**Instructions for the task:** Lines containing the string "your" are to be collected in full.

**Input material:**
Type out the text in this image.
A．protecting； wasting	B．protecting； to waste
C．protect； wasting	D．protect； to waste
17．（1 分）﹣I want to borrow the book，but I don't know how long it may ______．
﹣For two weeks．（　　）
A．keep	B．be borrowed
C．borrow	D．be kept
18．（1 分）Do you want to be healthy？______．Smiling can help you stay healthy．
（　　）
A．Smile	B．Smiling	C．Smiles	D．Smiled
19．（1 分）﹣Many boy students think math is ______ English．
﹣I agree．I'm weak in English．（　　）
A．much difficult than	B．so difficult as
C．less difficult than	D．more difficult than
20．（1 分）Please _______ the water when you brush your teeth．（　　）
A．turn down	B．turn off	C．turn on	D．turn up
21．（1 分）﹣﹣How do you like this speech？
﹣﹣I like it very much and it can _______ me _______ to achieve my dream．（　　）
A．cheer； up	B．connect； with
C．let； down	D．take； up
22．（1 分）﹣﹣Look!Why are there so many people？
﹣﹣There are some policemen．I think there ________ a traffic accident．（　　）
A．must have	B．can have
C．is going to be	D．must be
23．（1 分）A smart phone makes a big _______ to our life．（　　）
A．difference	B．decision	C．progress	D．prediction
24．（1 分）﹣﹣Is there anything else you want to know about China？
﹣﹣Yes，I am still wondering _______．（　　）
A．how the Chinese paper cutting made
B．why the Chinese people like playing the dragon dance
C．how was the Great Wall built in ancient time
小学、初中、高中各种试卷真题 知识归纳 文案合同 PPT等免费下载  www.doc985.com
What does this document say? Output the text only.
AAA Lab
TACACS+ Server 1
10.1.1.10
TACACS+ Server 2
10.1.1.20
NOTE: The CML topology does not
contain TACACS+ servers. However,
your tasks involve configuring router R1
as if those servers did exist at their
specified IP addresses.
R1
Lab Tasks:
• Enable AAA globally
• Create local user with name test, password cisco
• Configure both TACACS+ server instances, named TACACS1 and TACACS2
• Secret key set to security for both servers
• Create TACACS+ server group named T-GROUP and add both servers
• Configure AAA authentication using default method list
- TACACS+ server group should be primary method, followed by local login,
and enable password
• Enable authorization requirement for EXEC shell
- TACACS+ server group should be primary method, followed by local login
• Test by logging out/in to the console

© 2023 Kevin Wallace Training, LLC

**Result of the exercise:**
20．（1 分）Please _______ the water when you brush your teeth．（　　）
your tasks involve configuring router R1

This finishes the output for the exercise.